• **REQUIRED WORK**
Look through the entries below and return all lines including the word "Beca".
################
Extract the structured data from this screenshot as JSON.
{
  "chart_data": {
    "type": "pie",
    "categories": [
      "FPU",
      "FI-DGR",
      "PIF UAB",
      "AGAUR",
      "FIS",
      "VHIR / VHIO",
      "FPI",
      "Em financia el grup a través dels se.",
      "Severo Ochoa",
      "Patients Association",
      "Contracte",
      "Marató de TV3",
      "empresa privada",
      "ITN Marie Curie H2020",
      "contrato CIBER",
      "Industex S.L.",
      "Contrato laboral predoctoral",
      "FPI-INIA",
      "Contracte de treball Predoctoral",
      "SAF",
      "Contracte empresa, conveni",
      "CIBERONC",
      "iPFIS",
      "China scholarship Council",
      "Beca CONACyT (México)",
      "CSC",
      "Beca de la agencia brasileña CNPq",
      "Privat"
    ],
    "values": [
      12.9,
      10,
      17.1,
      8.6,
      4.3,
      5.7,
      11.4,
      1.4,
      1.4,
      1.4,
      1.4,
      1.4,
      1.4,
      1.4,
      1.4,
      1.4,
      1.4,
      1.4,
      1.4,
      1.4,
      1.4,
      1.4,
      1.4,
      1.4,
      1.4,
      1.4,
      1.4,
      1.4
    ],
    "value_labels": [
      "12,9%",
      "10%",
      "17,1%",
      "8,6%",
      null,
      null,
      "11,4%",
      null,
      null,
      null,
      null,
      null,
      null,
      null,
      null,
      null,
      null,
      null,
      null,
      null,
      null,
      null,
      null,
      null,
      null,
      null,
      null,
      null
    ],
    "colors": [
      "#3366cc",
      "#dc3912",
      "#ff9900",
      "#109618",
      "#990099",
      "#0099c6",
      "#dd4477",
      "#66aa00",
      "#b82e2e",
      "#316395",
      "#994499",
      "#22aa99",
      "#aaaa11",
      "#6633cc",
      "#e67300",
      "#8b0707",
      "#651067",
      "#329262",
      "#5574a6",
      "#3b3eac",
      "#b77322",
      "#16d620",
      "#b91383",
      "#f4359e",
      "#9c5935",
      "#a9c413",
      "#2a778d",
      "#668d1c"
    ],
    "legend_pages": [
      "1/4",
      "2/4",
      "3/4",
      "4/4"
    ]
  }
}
################
• **ANSWER TO THIS EXERCISE**
      "Beca CONACyT (México)",
      "Beca de la agencia brasileña CNPq",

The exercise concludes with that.